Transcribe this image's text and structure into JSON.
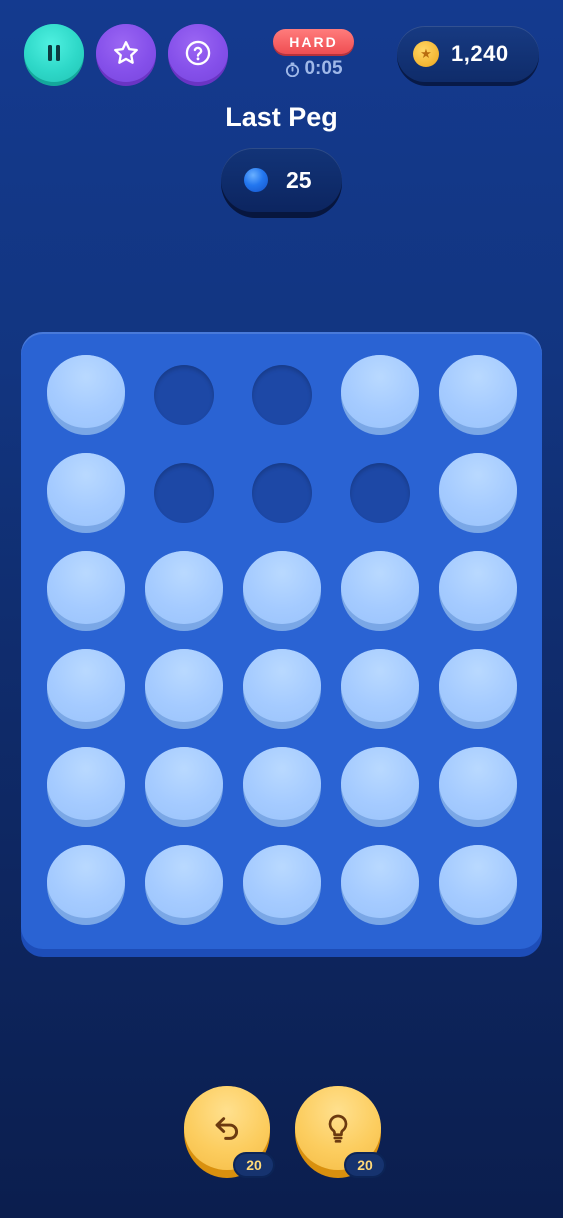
{
  "header": {
    "pause_icon": "pause-icon",
    "favorite_icon": "star-icon",
    "help_icon": "question-icon",
    "difficulty": "HARD",
    "timer": "0:05",
    "coins": "1,240"
  },
  "title": "Last Peg",
  "pegs_remaining": "25",
  "board": {
    "rows": 6,
    "cols": 5,
    "cells": [
      [
        1,
        0,
        0,
        1,
        1
      ],
      [
        1,
        0,
        0,
        0,
        1
      ],
      [
        1,
        1,
        1,
        1,
        1
      ],
      [
        1,
        1,
        1,
        1,
        1
      ],
      [
        1,
        1,
        1,
        1,
        1
      ],
      [
        1,
        1,
        1,
        1,
        1
      ]
    ]
  },
  "actions": {
    "undo_count": "20",
    "hint_count": "20"
  },
  "colors": {
    "background": "#123580",
    "board": "#2a63d3",
    "peg": "#a5cbff",
    "hole": "#1d48a6",
    "accent_teal": "#2ed8c8",
    "accent_purple": "#8550ea",
    "difficulty_red": "#ef4d52",
    "gold": "#fccd5f"
  }
}
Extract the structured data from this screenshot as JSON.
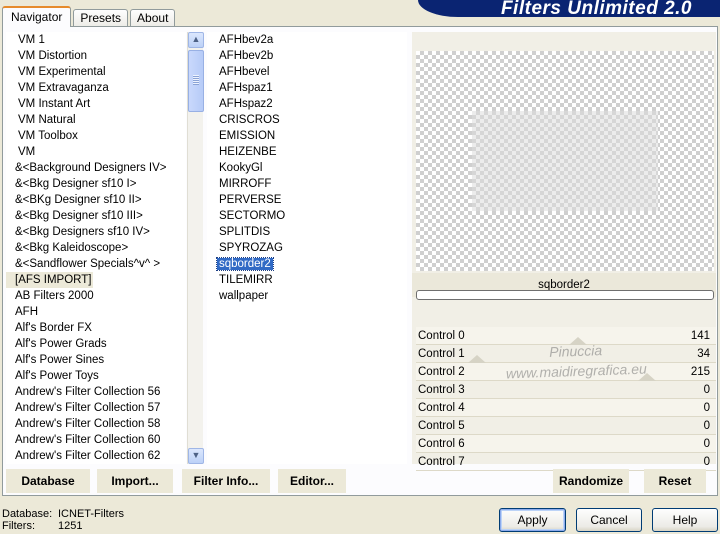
{
  "window": {
    "title": "Filters Unlimited 2.0"
  },
  "tabs": [
    {
      "label": "Navigator",
      "active": true
    },
    {
      "label": "Presets",
      "active": false
    },
    {
      "label": "About",
      "active": false
    }
  ],
  "categories": [
    "VM 1",
    "VM Distortion",
    "VM Experimental",
    "VM Extravaganza",
    "VM Instant Art",
    "VM Natural",
    "VM Toolbox",
    "VM",
    "&<Background Designers IV>",
    "&<Bkg Designer sf10 I>",
    "&<BKg Designer sf10 II>",
    "&<Bkg Designer sf10 III>",
    "&<Bkg Designers sf10 IV>",
    "&<Bkg Kaleidoscope>",
    "&<Sandflower Specials^v^ >",
    "[AFS IMPORT]",
    "AB Filters 2000",
    "AFH",
    "Alf's Border FX",
    "Alf's Power Grads",
    "Alf's Power Sines",
    "Alf's Power Toys",
    "Andrew's Filter Collection 56",
    "Andrew's Filter Collection 57",
    "Andrew's Filter Collection 58",
    "Andrew's Filter Collection 60",
    "Andrew's Filter Collection 62"
  ],
  "selected_category": "[AFS IMPORT]",
  "filters": [
    "AFHbev2a",
    "AFHbev2b",
    "AFHbevel",
    "AFHspaz1",
    "AFHspaz2",
    "CRISCROS",
    "EMISSION",
    "HEIZENBE",
    "KookyGl",
    "MIRROFF",
    "PERVERSE",
    "SECTORMO",
    "SPLITDIS",
    "SPYROZAG",
    "sqborder2",
    "TILEMIRR",
    "wallpaper"
  ],
  "selected_filter": "sqborder2",
  "preview": {
    "filter_name": "sqborder2"
  },
  "controls": [
    {
      "label": "Control 0",
      "value": "141"
    },
    {
      "label": "Control 1",
      "value": "34"
    },
    {
      "label": "Control 2",
      "value": "215"
    },
    {
      "label": "Control 3",
      "value": "0"
    },
    {
      "label": "Control 4",
      "value": "0"
    },
    {
      "label": "Control 5",
      "value": "0"
    },
    {
      "label": "Control 6",
      "value": "0"
    },
    {
      "label": "Control 7",
      "value": "0"
    }
  ],
  "watermark": {
    "line1": "Pinuccia",
    "line2": "www.maidiregrafica.eu"
  },
  "toolbar": {
    "database": "Database",
    "import": "Import...",
    "filter_info": "Filter Info...",
    "editor": "Editor...",
    "randomize": "Randomize",
    "reset": "Reset"
  },
  "status": {
    "database_label": "Database:",
    "database_value": "ICNET-Filters",
    "filters_label": "Filters:",
    "filters_value": "1251"
  },
  "buttons": {
    "apply": "Apply",
    "cancel": "Cancel",
    "help": "Help"
  },
  "icons": {
    "scroll_up": "chevron-up-icon",
    "scroll_down": "chevron-down-icon"
  },
  "colors": {
    "accent": "#0a2472",
    "selection": "#316ac5",
    "tab_highlight": "#e68b2c",
    "background": "#ece9d8"
  }
}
::::
Using the data above, write out every line exactly, leaving the images behind.

Transcribe this image's text and structure into JSON.
{
  "header": {
    "pause_icon": "pause-icon",
    "favorite_icon": "star-icon",
    "help_icon": "question-icon",
    "difficulty": "HARD",
    "timer": "0:05",
    "coins": "1,240"
  },
  "title": "Last Peg",
  "pegs_remaining": "25",
  "board": {
    "rows": 6,
    "cols": 5,
    "cells": [
      [
        1,
        0,
        0,
        1,
        1
      ],
      [
        1,
        0,
        0,
        0,
        1
      ],
      [
        1,
        1,
        1,
        1,
        1
      ],
      [
        1,
        1,
        1,
        1,
        1
      ],
      [
        1,
        1,
        1,
        1,
        1
      ],
      [
        1,
        1,
        1,
        1,
        1
      ]
    ]
  },
  "actions": {
    "undo_count": "20",
    "hint_count": "20"
  },
  "colors": {
    "background": "#123580",
    "board": "#2a63d3",
    "peg": "#a5cbff",
    "hole": "#1d48a6",
    "accent_teal": "#2ed8c8",
    "accent_purple": "#8550ea",
    "difficulty_red": "#ef4d52",
    "gold": "#fccd5f"
  }
}
Extract the structured data from this screenshot as JSON.
{
  "window": {
    "title": "Filters Unlimited 2.0"
  },
  "tabs": [
    {
      "label": "Navigator",
      "active": true
    },
    {
      "label": "Presets",
      "active": false
    },
    {
      "label": "About",
      "active": false
    }
  ],
  "categories": [
    "VM 1",
    "VM Distortion",
    "VM Experimental",
    "VM Extravaganza",
    "VM Instant Art",
    "VM Natural",
    "VM Toolbox",
    "VM",
    "&<Background Designers IV>",
    "&<Bkg Designer sf10 I>",
    "&<BKg Designer sf10 II>",
    "&<Bkg Designer sf10 III>",
    "&<Bkg Designers sf10 IV>",
    "&<Bkg Kaleidoscope>",
    "&<Sandflower Specials^v^ >",
    "[AFS IMPORT]",
    "AB Filters 2000",
    "AFH",
    "Alf's Border FX",
    "Alf's Power Grads",
    "Alf's Power Sines",
    "Alf's Power Toys",
    "Andrew's Filter Collection 56",
    "Andrew's Filter Collection 57",
    "Andrew's Filter Collection 58",
    "Andrew's Filter Collection 60",
    "Andrew's Filter Collection 62"
  ],
  "selected_category": "[AFS IMPORT]",
  "filters": [
    "AFHbev2a",
    "AFHbev2b",
    "AFHbevel",
    "AFHspaz1",
    "AFHspaz2",
    "CRISCROS",
    "EMISSION",
    "HEIZENBE",
    "KookyGl",
    "MIRROFF",
    "PERVERSE",
    "SECTORMO",
    "SPLITDIS",
    "SPYROZAG",
    "sqborder2",
    "TILEMIRR",
    "wallpaper"
  ],
  "selected_filter": "sqborder2",
  "preview": {
    "filter_name": "sqborder2"
  },
  "controls": [
    {
      "label": "Control 0",
      "value": "141"
    },
    {
      "label": "Control 1",
      "value": "34"
    },
    {
      "label": "Control 2",
      "value": "215"
    },
    {
      "label": "Control 3",
      "value": "0"
    },
    {
      "label": "Control 4",
      "value": "0"
    },
    {
      "label": "Control 5",
      "value": "0"
    },
    {
      "label": "Control 6",
      "value": "0"
    },
    {
      "label": "Control 7",
      "value": "0"
    }
  ],
  "watermark": {
    "line1": "Pinuccia",
    "line2": "www.maidiregrafica.eu"
  },
  "toolbar": {
    "database": "Database",
    "import": "Import...",
    "filter_info": "Filter Info...",
    "editor": "Editor...",
    "randomize": "Randomize",
    "reset": "Reset"
  },
  "status": {
    "database_label": "Database:",
    "database_value": "ICNET-Filters",
    "filters_label": "Filters:",
    "filters_value": "1251"
  },
  "buttons": {
    "apply": "Apply",
    "cancel": "Cancel",
    "help": "Help"
  },
  "icons": {
    "scroll_up": "chevron-up-icon",
    "scroll_down": "chevron-down-icon"
  },
  "colors": {
    "accent": "#0a2472",
    "selection": "#316ac5",
    "tab_highlight": "#e68b2c",
    "background": "#ece9d8"
  }
}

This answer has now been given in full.